LA CAVERNA DE PLATÓN: UNA ALEGORÍA SOBRE EL CONTROL SOCIAL

LA CAVERNA DE PLATÓN: UNA ALEGORÍA SOBRE EL CONTROL SOCIAL

Alegoría de la caverna, de Platón, grabado de Jan Saenredam (1604).


La sociedad hoy en día se ha vuelto altamente compleja, pues no solo tenemos que lidiar con la realidad material en un término platónico del «mundo sensible», sino que además convivimos con otra realidad paralela, una dimensión que se asemeja mucho a las descripciones también platónicas del mito de la caverna. En esta famosa alegoría de Platón, donde las personas están maniatadas contra la pared de una cueva mientras otros las manipulan con sombras y demás engaños, nos encontramos, hoy en día, la mayoría de ciudadanas y ciudadanos.

Y es que el surgimiento de las nuevas tecnologías de la información, las redes sociales y la digitalización, ha conllevado un impacto tan trascendental en la sociedad que aún estamos midiendo las consecuencias de dichos procesos.

La revolución digital ha soltado una bomba nuclear de datos y material informativo, tanto de carácter audiovisual como escrito. No obstante, la forma, la calidad y la intención de esta información presenta una gran problemática. Es decir, somos la sociedad con más información a su alcance de la historia y, sin embargo, estamos muy desinformados, quizá más que hace décadas.

Carl Sagan afirmaba ya en la década de los 90 como éramos una sociedad que estaba evolucionando de manera técnico-científica a pasos agigantados. Sin embargo, el gran grueso de la población cada vez tenía menos conocimientos sobre ciencia. Pero Sagan no hablaba solo de saberes científicos como las matemáticas, la física o la biología, también nombrada otras disciplinas importantes como las ciencias sociales, el derecho, la economía o la propia filosofía.

Video perteneciente a la serie Merlí: la filosofía y la docencia es clave para combatir la desinformación y la falta de pensamiento crítico.

Respecto a lo planteado por Sagan, nos surgen varías cuestiones que tienen un interés más actual que nunca: ¿A cuántas personas se les da formación en los colegios para detectar bulos, información sesgada, anticientífica, discursos de odio, históricamente falsa, falacias y un largo etcétera? A muy pocas, por no decir a ninguna. El problema no sería tan grave, quizá, si los canales comunicativos transmitieran la realidad de manera ética y rigurosa, pero aquí llega otro gran apoyo hacia la desinformación; y es que las instituciones que nos informan tienen un gran problema con el código deontológico del periodismo. Con esto no quiero decir que no existan muchos periodistas honestos, pero valga la redundancia, siendo honestos de nuevo, el problema dentro del campo informativo frente a la cantidad de bulos y fake news que se crean de manera intencionada es como poco alarmante.

_Datos proporcionados_
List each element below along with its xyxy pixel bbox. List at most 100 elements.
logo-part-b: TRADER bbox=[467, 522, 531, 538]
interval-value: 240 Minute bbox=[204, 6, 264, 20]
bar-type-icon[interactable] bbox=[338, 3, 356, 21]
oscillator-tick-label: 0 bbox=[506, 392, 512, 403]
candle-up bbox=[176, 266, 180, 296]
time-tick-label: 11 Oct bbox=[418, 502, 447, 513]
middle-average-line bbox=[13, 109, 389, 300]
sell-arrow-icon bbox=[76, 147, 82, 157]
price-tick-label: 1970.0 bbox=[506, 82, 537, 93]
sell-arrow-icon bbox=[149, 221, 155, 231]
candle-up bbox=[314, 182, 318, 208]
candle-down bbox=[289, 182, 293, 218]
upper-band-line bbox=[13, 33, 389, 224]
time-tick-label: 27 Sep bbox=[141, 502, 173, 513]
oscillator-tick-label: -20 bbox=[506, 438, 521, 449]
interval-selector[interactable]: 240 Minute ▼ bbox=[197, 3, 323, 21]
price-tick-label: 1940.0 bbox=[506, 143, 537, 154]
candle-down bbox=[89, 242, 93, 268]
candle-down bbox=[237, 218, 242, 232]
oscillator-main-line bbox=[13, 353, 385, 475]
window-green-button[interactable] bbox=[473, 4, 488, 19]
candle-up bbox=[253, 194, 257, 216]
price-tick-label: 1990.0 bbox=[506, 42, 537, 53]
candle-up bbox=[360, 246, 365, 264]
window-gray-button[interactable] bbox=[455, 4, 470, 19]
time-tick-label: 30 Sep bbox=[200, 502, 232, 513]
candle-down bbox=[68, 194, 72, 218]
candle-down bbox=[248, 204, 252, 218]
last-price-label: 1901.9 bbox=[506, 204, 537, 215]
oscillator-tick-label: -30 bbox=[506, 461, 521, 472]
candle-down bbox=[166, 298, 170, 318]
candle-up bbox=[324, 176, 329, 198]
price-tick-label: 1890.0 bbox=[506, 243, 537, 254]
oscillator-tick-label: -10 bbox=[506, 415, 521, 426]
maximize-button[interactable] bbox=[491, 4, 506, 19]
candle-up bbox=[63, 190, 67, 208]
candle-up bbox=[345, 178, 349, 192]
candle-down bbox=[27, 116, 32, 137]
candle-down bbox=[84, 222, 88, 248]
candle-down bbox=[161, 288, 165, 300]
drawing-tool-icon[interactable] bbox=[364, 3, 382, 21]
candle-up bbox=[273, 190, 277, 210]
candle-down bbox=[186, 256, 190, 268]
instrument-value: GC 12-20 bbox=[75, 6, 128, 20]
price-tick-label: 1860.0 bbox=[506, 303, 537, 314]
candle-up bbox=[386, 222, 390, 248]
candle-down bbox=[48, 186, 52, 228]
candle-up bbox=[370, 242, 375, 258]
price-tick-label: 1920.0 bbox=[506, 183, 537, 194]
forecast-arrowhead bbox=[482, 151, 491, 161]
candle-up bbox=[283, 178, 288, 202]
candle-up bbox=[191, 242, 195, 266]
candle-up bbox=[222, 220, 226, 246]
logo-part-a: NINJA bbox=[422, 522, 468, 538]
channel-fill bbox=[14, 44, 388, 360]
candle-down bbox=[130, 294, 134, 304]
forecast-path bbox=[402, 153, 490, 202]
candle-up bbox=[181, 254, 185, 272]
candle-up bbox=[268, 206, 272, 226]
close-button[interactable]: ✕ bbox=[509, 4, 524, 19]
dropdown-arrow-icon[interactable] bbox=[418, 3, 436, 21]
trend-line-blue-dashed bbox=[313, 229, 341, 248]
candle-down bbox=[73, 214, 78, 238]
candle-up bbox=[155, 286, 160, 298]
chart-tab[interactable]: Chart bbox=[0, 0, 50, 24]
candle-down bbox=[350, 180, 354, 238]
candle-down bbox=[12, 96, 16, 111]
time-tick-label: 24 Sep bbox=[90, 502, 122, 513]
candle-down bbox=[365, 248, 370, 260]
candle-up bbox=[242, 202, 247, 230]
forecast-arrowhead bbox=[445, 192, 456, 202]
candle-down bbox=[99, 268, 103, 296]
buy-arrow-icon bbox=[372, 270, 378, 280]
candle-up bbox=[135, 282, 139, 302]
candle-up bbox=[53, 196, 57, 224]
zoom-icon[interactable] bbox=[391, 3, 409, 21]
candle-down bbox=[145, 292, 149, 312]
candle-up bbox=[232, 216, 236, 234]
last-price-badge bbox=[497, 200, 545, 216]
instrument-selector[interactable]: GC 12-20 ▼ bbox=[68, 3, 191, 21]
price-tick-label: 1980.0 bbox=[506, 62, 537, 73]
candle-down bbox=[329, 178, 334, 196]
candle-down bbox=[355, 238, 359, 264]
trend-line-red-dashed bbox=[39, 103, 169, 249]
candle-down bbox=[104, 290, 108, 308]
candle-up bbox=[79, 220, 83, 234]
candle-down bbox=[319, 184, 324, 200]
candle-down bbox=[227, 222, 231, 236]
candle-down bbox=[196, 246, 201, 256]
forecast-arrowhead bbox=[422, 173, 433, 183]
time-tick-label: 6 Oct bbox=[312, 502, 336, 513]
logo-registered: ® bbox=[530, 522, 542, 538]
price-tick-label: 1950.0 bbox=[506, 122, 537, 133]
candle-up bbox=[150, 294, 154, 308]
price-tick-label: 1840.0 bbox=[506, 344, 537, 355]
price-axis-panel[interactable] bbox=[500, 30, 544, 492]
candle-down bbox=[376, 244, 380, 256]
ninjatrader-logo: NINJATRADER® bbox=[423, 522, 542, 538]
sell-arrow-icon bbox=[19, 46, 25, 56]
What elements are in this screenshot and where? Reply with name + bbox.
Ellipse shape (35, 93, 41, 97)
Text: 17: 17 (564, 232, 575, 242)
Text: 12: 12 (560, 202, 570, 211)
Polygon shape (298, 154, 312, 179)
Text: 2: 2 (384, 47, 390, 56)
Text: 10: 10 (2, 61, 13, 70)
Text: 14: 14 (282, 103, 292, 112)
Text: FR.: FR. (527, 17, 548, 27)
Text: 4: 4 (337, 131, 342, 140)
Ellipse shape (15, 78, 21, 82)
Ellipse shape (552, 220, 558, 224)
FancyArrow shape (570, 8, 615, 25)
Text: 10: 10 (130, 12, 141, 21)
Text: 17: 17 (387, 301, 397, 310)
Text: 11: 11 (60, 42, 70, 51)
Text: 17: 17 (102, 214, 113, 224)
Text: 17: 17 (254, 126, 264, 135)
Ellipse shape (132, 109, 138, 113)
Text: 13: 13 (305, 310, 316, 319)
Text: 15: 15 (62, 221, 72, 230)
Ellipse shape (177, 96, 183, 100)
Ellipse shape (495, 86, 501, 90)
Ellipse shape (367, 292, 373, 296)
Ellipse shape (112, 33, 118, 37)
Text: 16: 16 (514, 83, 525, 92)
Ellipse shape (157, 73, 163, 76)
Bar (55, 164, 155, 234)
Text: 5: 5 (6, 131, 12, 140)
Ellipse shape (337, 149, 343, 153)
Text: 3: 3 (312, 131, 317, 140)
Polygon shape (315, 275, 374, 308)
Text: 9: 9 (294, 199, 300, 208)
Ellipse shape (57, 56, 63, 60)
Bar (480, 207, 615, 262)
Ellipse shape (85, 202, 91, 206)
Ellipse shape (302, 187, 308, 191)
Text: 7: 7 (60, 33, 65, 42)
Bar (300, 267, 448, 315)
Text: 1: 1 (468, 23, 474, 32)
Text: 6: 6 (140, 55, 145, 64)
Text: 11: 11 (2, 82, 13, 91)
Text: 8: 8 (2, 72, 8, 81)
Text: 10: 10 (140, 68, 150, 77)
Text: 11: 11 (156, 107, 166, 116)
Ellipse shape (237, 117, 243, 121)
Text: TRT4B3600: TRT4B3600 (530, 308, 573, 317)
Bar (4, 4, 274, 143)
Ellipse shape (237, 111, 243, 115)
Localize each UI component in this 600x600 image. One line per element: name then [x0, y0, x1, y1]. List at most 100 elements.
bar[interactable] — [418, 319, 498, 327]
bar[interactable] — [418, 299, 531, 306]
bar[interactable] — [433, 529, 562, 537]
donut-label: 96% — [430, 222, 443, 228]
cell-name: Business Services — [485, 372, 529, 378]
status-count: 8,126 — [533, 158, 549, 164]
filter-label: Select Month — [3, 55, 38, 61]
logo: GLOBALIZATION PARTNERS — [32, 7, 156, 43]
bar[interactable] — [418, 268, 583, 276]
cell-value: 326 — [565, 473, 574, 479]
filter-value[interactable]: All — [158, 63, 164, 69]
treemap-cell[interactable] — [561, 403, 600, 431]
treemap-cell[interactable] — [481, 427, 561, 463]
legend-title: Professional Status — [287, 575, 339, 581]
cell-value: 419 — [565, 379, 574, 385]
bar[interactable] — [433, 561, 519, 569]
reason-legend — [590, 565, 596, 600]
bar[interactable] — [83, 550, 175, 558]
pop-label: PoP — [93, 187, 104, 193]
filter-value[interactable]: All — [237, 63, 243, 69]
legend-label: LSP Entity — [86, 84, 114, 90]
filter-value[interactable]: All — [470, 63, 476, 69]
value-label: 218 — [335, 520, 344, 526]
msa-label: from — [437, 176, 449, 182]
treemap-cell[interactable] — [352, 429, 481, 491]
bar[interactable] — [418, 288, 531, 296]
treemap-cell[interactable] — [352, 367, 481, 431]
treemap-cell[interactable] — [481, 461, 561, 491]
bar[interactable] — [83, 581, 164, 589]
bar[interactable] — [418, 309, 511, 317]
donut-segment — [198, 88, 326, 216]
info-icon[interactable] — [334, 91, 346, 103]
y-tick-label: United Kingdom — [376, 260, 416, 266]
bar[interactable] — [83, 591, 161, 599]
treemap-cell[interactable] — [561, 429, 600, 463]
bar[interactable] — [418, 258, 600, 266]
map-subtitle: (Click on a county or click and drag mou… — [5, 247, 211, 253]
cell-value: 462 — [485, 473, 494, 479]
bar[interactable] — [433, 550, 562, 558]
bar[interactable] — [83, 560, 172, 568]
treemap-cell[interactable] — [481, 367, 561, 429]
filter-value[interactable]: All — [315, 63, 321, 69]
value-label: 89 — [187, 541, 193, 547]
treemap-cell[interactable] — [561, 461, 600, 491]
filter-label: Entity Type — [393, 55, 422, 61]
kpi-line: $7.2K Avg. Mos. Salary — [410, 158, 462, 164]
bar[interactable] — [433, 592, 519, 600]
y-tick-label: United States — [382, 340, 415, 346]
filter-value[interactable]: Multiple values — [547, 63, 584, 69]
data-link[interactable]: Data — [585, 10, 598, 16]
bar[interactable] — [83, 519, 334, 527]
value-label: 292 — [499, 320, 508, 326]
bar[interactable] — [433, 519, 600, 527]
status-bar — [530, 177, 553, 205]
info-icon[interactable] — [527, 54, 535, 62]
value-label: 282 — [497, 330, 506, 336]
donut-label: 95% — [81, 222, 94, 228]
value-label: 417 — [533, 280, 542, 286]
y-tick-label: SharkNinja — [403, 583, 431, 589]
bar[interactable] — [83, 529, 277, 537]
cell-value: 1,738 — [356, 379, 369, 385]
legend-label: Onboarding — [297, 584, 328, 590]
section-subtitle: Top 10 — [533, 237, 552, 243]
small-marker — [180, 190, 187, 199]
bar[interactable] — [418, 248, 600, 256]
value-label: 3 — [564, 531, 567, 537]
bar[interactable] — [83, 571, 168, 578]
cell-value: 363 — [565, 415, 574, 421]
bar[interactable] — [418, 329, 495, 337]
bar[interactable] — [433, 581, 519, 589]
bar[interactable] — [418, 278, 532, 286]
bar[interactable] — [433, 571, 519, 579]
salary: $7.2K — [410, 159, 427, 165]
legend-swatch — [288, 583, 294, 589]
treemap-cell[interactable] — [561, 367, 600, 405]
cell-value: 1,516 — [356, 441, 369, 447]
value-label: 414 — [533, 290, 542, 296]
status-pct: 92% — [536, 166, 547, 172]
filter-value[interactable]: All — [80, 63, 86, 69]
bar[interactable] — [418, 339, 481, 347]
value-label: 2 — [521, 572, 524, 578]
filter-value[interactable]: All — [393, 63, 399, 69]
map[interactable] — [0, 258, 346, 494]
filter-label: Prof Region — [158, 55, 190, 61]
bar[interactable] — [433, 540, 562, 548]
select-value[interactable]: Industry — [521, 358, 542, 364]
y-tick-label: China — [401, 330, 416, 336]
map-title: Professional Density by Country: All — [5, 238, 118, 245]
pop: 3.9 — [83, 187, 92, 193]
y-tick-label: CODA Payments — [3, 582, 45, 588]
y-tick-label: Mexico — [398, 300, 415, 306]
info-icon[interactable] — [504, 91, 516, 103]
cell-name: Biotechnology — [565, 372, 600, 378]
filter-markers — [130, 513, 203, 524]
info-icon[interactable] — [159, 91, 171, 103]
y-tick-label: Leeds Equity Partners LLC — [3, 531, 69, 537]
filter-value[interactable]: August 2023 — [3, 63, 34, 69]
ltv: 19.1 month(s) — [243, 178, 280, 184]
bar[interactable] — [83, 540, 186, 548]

_Acción requerida 1_
¿Puedes reescribir el fragmento del artículo sobre la caverna de Platón que comienza con las palabras "La sociedad hoy" y termina con "ciudadanas y ciudadanos.", cambiando "maniatadas" por "encadenadas"?
_Acción requerida 2_
Responde según el artículo sobre la caverna de Platón:
(a) ¿De quién es el grabado de la alegoría de la caverna que acompaña al texto y de qué año es?
(b) ¿En qué década afirmaba ya Carl Sagan que la sociedad evolucionaba técnica y científicamente a pasos agigantados?
(c) ¿A cuántas personas se les da formación en los colegios para detectar bulos?
_Acción requerida 3_
¿Por qué se ha vuelto altamente compleja la sociedad actual, según el artículo sobre la caverna de Platón? Responde en una a tres oraciones.

_Solución del ejercicio 1_
La sociedad hoy en día se ha vuelto altamente compleja, pues no solo tenemos que lidiar con la realidad material en un término platónico del «mundo sensible», sino que además convivimos con otra realidad paralela, una dimensión que se asemeja mucho a las descripciones también platónicas del mito de la caverna. En esta famosa alegoría de Platón, donde las personas están encadenadas contra la pared de una cueva mientras otros las manipulan con sombras y demás engaños, nos encontramos, hoy en día, la mayoría de ciudadanas y ciudadanos.

_Solución del ejercicio 2_
(a) Es de Jan Saenredam, de 1604.
(b) En la década de los 90.
(c) A muy pocas, por no decir a ninguna.

_Solución del ejercicio 3_
Porque no solo tenemos que lidiar con la realidad material, el «mundo sensible» en términos platónicos. Además convivimos con otra realidad paralela, una dimensión que se asemeja mucho a las descripciones del mito de la caverna.